Data for processing:

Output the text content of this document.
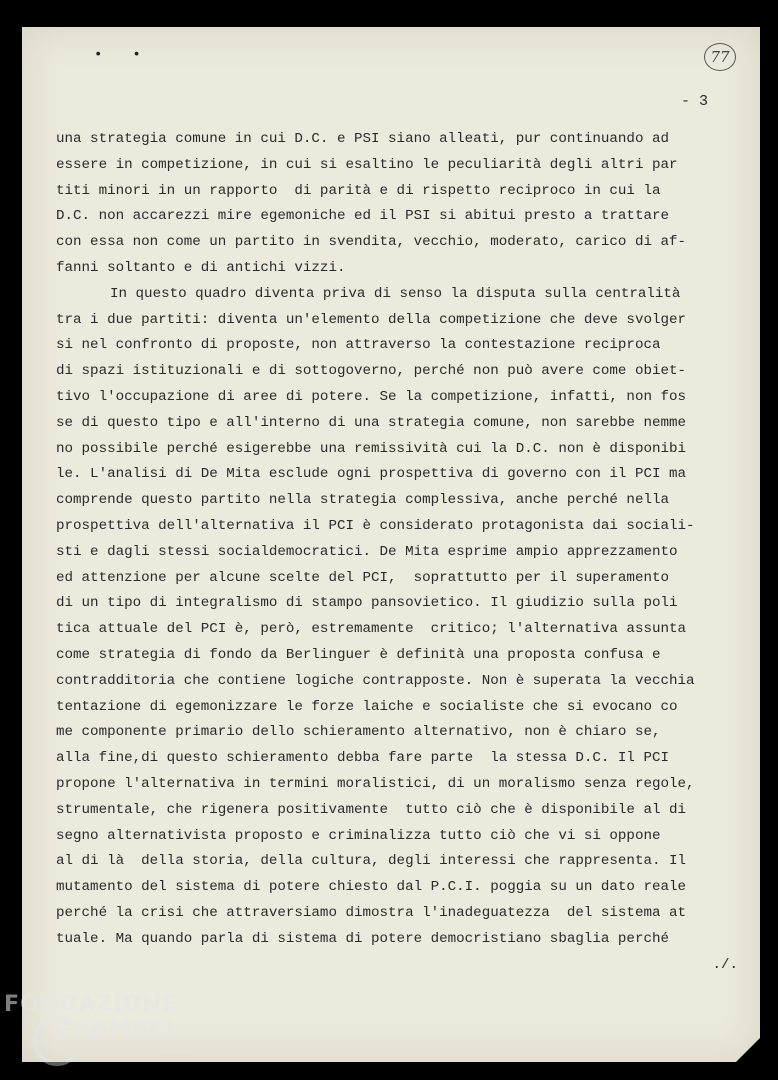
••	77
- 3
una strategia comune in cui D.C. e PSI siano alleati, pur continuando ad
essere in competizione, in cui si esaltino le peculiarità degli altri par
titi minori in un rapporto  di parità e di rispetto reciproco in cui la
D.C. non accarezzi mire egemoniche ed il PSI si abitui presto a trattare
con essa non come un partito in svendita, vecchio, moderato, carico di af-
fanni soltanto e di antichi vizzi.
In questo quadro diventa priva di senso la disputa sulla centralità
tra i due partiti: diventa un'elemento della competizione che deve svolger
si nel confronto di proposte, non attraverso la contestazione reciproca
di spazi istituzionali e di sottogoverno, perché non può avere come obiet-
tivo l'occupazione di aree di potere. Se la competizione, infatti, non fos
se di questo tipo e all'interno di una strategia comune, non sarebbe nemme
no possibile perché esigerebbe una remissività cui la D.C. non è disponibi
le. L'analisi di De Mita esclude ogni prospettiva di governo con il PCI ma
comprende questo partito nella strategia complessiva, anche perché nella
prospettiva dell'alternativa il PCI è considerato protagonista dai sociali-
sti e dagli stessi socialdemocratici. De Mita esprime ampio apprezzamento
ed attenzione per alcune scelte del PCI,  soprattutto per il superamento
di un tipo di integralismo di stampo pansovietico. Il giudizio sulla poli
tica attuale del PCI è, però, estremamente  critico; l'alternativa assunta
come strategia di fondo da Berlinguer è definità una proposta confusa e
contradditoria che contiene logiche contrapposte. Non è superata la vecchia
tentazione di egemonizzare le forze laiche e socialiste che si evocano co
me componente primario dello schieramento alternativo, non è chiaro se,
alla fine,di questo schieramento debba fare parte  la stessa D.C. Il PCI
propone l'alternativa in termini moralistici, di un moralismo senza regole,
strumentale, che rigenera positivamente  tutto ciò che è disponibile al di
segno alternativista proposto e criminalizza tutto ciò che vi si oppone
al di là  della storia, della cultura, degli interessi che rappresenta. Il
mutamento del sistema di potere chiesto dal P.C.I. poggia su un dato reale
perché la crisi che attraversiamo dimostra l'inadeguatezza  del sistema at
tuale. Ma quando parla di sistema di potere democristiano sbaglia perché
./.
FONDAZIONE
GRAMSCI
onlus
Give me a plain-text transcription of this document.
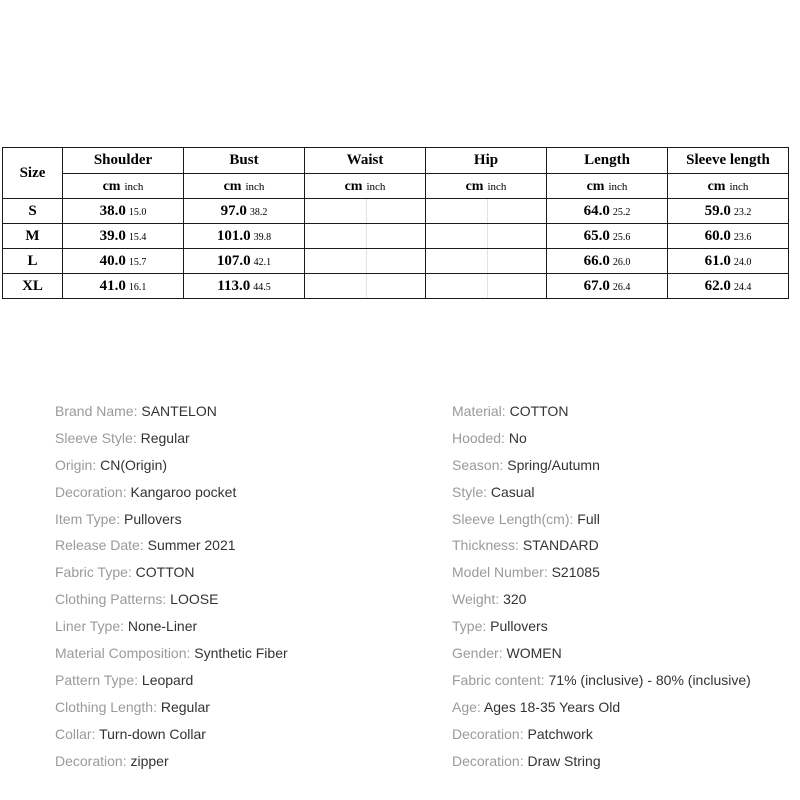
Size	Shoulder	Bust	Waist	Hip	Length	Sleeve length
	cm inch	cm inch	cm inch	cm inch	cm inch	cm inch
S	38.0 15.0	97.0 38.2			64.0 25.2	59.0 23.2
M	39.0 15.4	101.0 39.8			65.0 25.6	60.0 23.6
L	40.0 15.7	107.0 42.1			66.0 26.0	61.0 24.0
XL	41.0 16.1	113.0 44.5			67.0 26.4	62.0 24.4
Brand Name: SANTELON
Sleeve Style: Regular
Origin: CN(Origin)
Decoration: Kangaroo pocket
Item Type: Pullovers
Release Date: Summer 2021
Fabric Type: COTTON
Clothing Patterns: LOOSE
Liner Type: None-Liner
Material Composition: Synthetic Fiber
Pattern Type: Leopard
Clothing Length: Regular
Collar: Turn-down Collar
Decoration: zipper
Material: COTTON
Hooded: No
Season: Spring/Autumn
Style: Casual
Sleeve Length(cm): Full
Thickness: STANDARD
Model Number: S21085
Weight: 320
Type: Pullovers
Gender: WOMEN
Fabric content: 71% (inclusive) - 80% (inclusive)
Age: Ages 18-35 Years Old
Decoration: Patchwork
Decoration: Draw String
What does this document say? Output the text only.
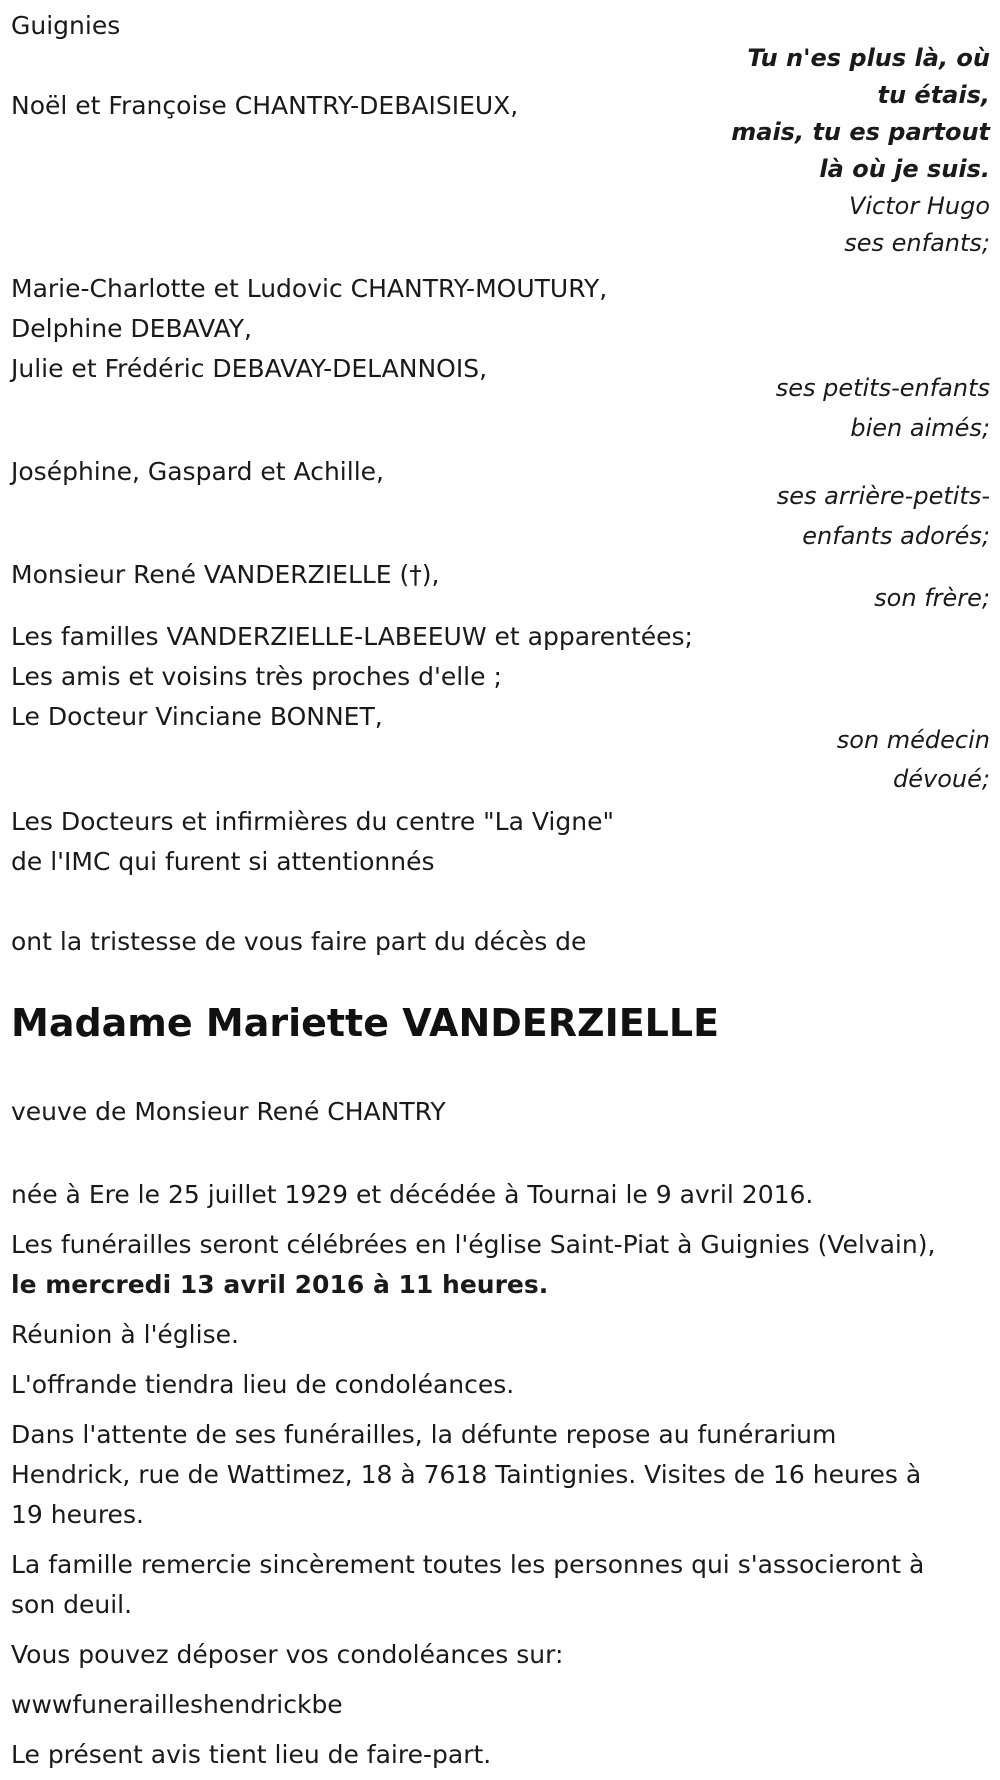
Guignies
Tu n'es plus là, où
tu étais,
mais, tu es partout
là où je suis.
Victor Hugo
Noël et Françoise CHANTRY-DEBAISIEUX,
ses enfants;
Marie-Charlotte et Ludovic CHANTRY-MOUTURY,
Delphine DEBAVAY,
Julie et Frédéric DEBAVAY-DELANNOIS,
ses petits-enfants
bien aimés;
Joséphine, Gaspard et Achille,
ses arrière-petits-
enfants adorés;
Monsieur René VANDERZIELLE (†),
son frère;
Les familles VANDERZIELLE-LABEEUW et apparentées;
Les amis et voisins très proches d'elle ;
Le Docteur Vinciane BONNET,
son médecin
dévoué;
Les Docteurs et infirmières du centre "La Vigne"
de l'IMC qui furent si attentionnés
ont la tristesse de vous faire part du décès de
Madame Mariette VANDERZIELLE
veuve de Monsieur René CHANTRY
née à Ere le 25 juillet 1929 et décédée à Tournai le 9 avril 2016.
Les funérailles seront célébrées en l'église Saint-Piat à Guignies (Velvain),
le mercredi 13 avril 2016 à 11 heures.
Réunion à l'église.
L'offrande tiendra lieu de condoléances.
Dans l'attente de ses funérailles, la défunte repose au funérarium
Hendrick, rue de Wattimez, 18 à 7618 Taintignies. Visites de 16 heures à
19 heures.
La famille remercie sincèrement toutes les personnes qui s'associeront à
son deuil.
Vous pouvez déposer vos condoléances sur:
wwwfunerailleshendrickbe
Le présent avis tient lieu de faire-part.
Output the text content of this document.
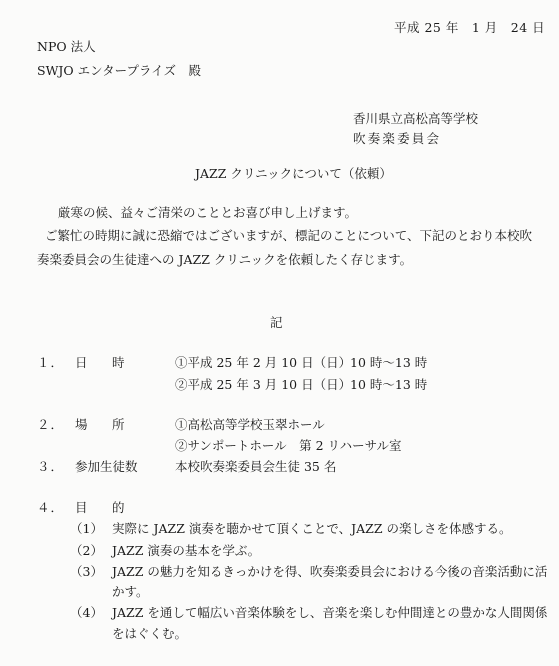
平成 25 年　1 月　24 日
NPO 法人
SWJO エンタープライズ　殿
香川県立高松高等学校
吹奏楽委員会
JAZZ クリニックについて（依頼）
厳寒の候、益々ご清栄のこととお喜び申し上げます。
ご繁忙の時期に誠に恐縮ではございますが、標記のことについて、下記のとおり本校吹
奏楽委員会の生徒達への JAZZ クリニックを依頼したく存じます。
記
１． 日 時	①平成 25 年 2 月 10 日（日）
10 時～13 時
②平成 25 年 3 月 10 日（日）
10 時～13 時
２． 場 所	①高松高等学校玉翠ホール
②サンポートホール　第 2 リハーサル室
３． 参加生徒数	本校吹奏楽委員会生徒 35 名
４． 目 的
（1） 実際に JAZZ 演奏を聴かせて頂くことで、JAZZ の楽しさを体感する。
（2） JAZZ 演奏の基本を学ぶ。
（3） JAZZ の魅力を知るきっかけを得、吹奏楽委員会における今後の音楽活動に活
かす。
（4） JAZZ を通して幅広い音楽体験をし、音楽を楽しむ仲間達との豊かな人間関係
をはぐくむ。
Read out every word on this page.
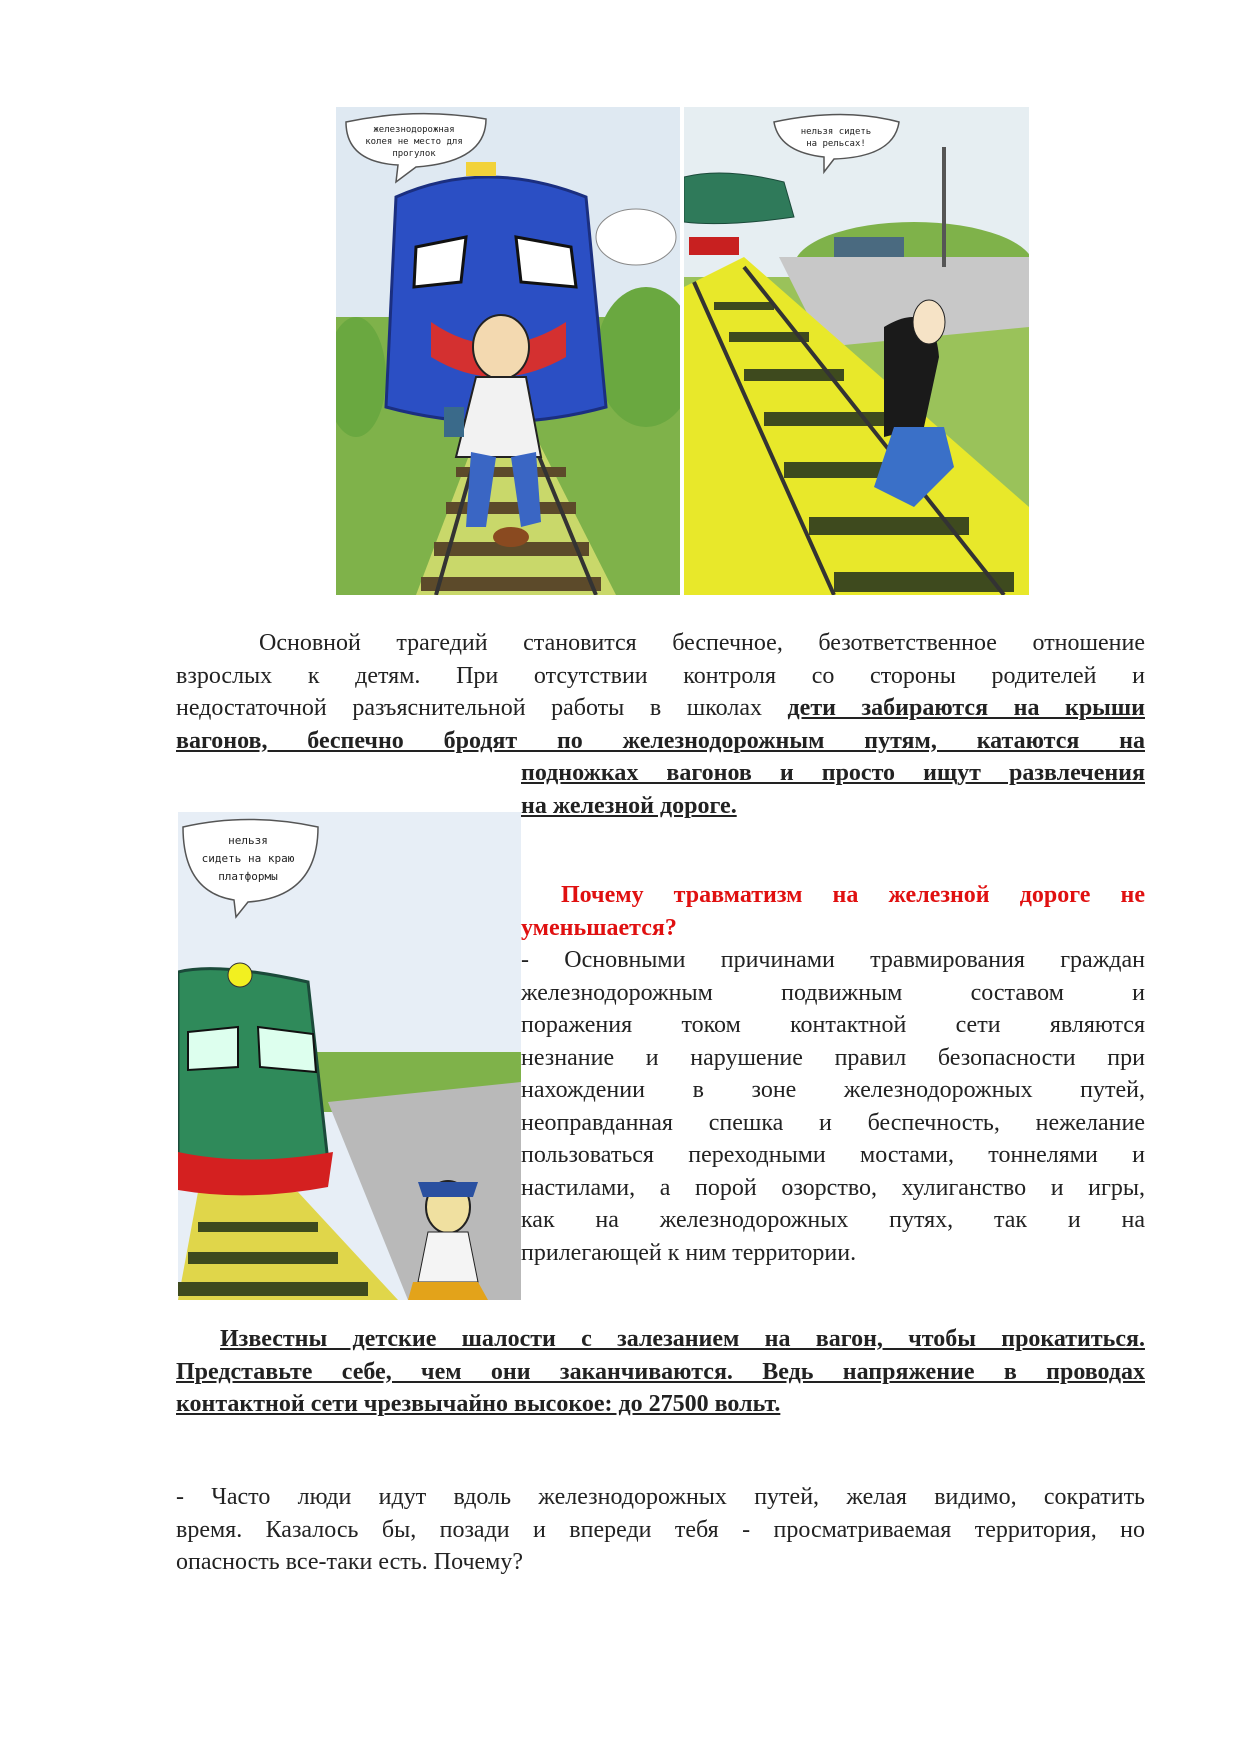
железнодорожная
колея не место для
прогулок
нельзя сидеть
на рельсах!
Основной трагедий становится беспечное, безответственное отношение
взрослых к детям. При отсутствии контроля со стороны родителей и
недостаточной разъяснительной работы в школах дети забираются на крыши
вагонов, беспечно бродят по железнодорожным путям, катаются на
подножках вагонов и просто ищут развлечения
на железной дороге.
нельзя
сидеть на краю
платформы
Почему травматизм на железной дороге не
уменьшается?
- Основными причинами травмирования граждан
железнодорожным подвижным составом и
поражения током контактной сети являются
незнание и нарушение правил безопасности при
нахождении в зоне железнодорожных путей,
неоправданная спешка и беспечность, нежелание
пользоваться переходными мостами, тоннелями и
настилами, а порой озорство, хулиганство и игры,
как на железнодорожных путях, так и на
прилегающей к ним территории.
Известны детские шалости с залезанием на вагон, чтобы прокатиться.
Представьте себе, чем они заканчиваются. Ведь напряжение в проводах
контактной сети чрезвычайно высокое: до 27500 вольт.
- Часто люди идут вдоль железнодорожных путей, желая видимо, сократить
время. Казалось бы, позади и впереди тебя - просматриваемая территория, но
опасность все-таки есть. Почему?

Written task:
Above are the records; copy every line in them that holds the word "lieu".

Worked answer:
L'offrande tiendra lieu de condoléances.
Le présent avis tient lieu de faire-part.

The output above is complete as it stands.